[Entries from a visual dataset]

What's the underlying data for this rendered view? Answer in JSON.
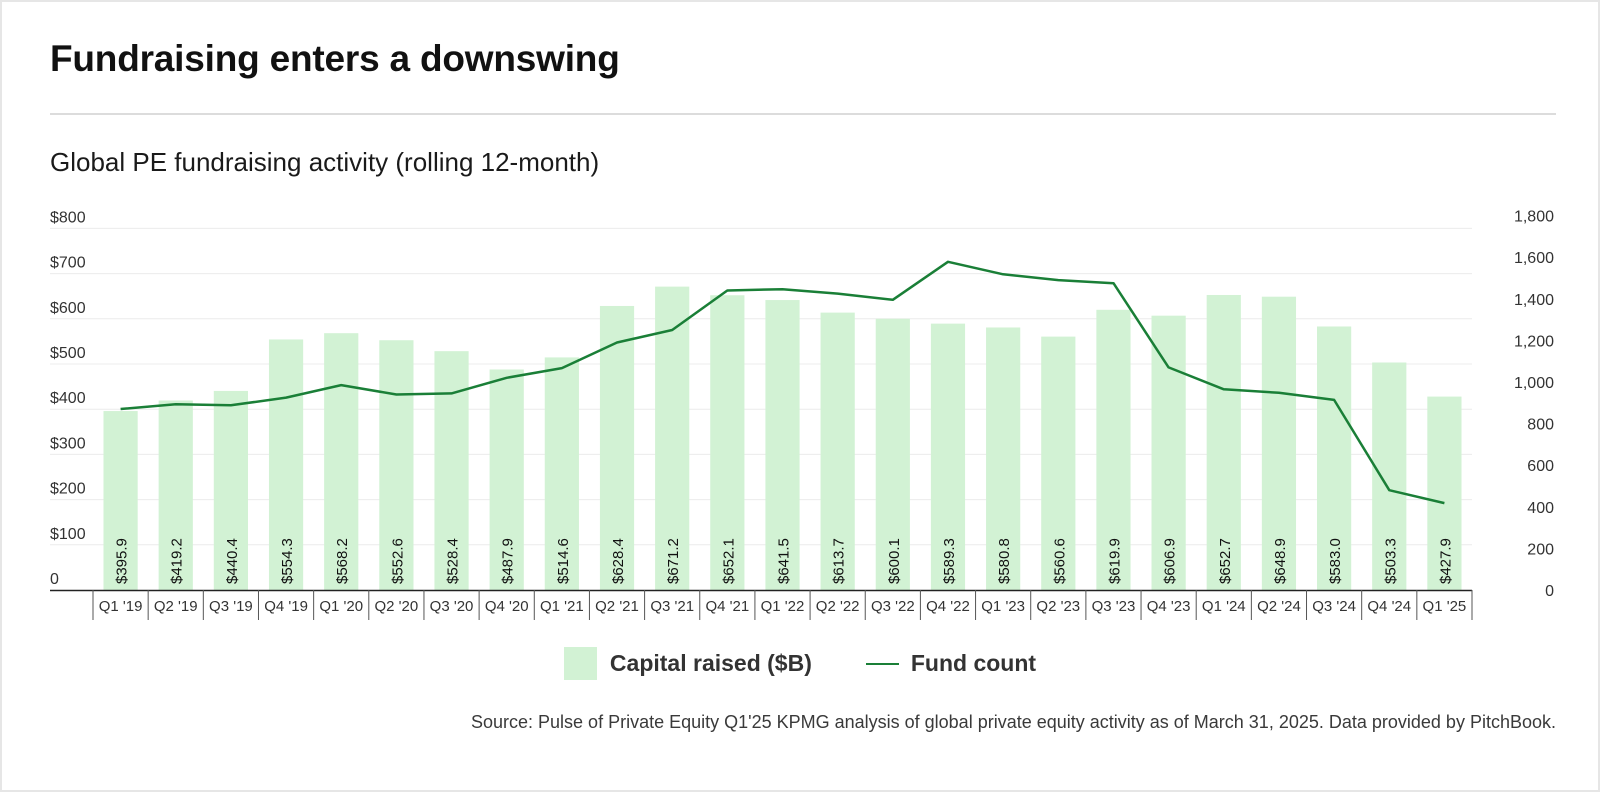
{
  "header": {
    "title": "Fundraising enters a downswing",
    "subtitle": "Global PE fundraising activity (rolling 12-month)"
  },
  "legend": {
    "bar_label": "Capital raised ($B)",
    "line_label": "Fund count"
  },
  "source": "Source: Pulse of Private Equity Q1'25 KPMG analysis of global private equity activity as of March 31, 2025. Data provided by PitchBook.",
  "colors": {
    "bar": "#d2f2d4",
    "line": "#1a7f37",
    "axis": "#222222",
    "grid": "#ececec",
    "text": "#333333"
  },
  "chart_data": {
    "type": "bar",
    "categories": [
      "Q1 '19",
      "Q2 '19",
      "Q3 '19",
      "Q4 '19",
      "Q1 '20",
      "Q2 '20",
      "Q3 '20",
      "Q4 '20",
      "Q1 '21",
      "Q2 '21",
      "Q3 '21",
      "Q4 '21",
      "Q1 '22",
      "Q2 '22",
      "Q3 '22",
      "Q4 '22",
      "Q1 '23",
      "Q2 '23",
      "Q3 '23",
      "Q4 '23",
      "Q1 '24",
      "Q2 '24",
      "Q3 '24",
      "Q4 '24",
      "Q1 '25"
    ],
    "series": [
      {
        "name": "Capital raised ($B)",
        "type": "bar",
        "axis": "left",
        "values": [
          395.9,
          419.2,
          440.4,
          554.3,
          568.2,
          552.6,
          528.4,
          487.9,
          514.6,
          628.4,
          671.2,
          652.1,
          641.5,
          613.7,
          600.1,
          589.3,
          580.8,
          560.6,
          619.9,
          606.9,
          652.7,
          648.9,
          583.0,
          503.3,
          427.9
        ],
        "labels": [
          "$395.9",
          "$419.2",
          "$440.4",
          "$554.3",
          "$568.2",
          "$552.6",
          "$528.4",
          "$487.9",
          "$514.6",
          "$628.4",
          "$671.2",
          "$652.1",
          "$641.5",
          "$613.7",
          "$600.1",
          "$589.3",
          "$580.8",
          "$560.6",
          "$619.9",
          "$606.9",
          "$652.7",
          "$648.9",
          "$583.0",
          "$503.3",
          "$427.9"
        ]
      },
      {
        "name": "Fund count",
        "type": "line",
        "axis": "right",
        "values": [
          870,
          893,
          888,
          925,
          985,
          940,
          945,
          1020,
          1067,
          1190,
          1250,
          1440,
          1446,
          1425,
          1395,
          1578,
          1518,
          1490,
          1475,
          1070,
          965,
          948,
          914,
          480,
          418
        ]
      }
    ],
    "y_left": {
      "ylim": [
        0,
        800
      ],
      "ticks": [
        0,
        100,
        200,
        300,
        400,
        500,
        600,
        700,
        800
      ],
      "tick_labels": [
        "0",
        "$100",
        "$200",
        "$300",
        "$400",
        "$500",
        "$600",
        "$700",
        "$800"
      ]
    },
    "y_right": {
      "ylim": [
        0,
        1800
      ],
      "ticks": [
        0,
        200,
        400,
        600,
        800,
        1000,
        1200,
        1400,
        1600,
        1800
      ],
      "tick_labels": [
        "0",
        "200",
        "400",
        "600",
        "800",
        "1,000",
        "1,200",
        "1,400",
        "1,600",
        "1,800"
      ]
    },
    "grid": true,
    "legend_position": "bottom-center"
  }
}
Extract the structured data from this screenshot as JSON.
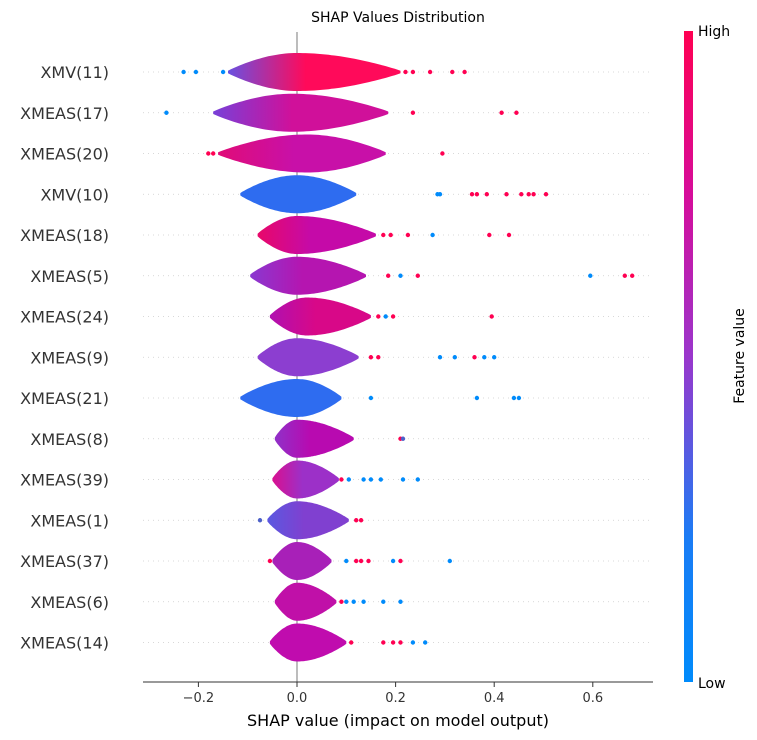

→ **WHAT THE TASK REQUIRES**
Copy the data word for word. Pictures do not go in the copy.

→ **TASK RESPONSE**
What's the underlying data for this rendered view? Answer in JSON.
{
  "header": {
    "title": "Fundraising enters a downswing",
    "subtitle": "Global PE fundraising activity (rolling 12-month)"
  },
  "legend": {
    "bar_label": "Capital raised ($B)",
    "line_label": "Fund count"
  },
  "source": "Source: Pulse of Private Equity Q1'25 KPMG analysis of global private equity activity as of March 31, 2025. Data provided by PitchBook.",
  "colors": {
    "bar": "#d2f2d4",
    "line": "#1a7f37",
    "axis": "#222222",
    "grid": "#ececec",
    "text": "#333333"
  },
  "chart_data": {
    "type": "bar",
    "categories": [
      "Q1 '19",
      "Q2 '19",
      "Q3 '19",
      "Q4 '19",
      "Q1 '20",
      "Q2 '20",
      "Q3 '20",
      "Q4 '20",
      "Q1 '21",
      "Q2 '21",
      "Q3 '21",
      "Q4 '21",
      "Q1 '22",
      "Q2 '22",
      "Q3 '22",
      "Q4 '22",
      "Q1 '23",
      "Q2 '23",
      "Q3 '23",
      "Q4 '23",
      "Q1 '24",
      "Q2 '24",
      "Q3 '24",
      "Q4 '24",
      "Q1 '25"
    ],
    "series": [
      {
        "name": "Capital raised ($B)",
        "type": "bar",
        "axis": "left",
        "values": [
          395.9,
          419.2,
          440.4,
          554.3,
          568.2,
          552.6,
          528.4,
          487.9,
          514.6,
          628.4,
          671.2,
          652.1,
          641.5,
          613.7,
          600.1,
          589.3,
          580.8,
          560.6,
          619.9,
          606.9,
          652.7,
          648.9,
          583.0,
          503.3,
          427.9
        ],
        "labels": [
          "$395.9",
          "$419.2",
          "$440.4",
          "$554.3",
          "$568.2",
          "$552.6",
          "$528.4",
          "$487.9",
          "$514.6",
          "$628.4",
          "$671.2",
          "$652.1",
          "$641.5",
          "$613.7",
          "$600.1",
          "$589.3",
          "$580.8",
          "$560.6",
          "$619.9",
          "$606.9",
          "$652.7",
          "$648.9",
          "$583.0",
          "$503.3",
          "$427.9"
        ]
      },
      {
        "name": "Fund count",
        "type": "line",
        "axis": "right",
        "values": [
          870,
          893,
          888,
          925,
          985,
          940,
          945,
          1020,
          1067,
          1190,
          1250,
          1440,
          1446,
          1425,
          1395,
          1578,
          1518,
          1490,
          1475,
          1070,
          965,
          948,
          914,
          480,
          418
        ]
      }
    ],
    "y_left": {
      "ylim": [
        0,
        800
      ],
      "ticks": [
        0,
        100,
        200,
        300,
        400,
        500,
        600,
        700,
        800
      ],
      "tick_labels": [
        "0",
        "$100",
        "$200",
        "$300",
        "$400",
        "$500",
        "$600",
        "$700",
        "$800"
      ]
    },
    "y_right": {
      "ylim": [
        0,
        1800
      ],
      "ticks": [
        0,
        200,
        400,
        600,
        800,
        1000,
        1200,
        1400,
        1600,
        1800
      ],
      "tick_labels": [
        "0",
        "200",
        "400",
        "600",
        "800",
        "1,000",
        "1,200",
        "1,400",
        "1,600",
        "1,800"
      ]
    },
    "grid": true,
    "legend_position": "bottom-center"
  }
}
Extract the structured data from this screenshot as JSON.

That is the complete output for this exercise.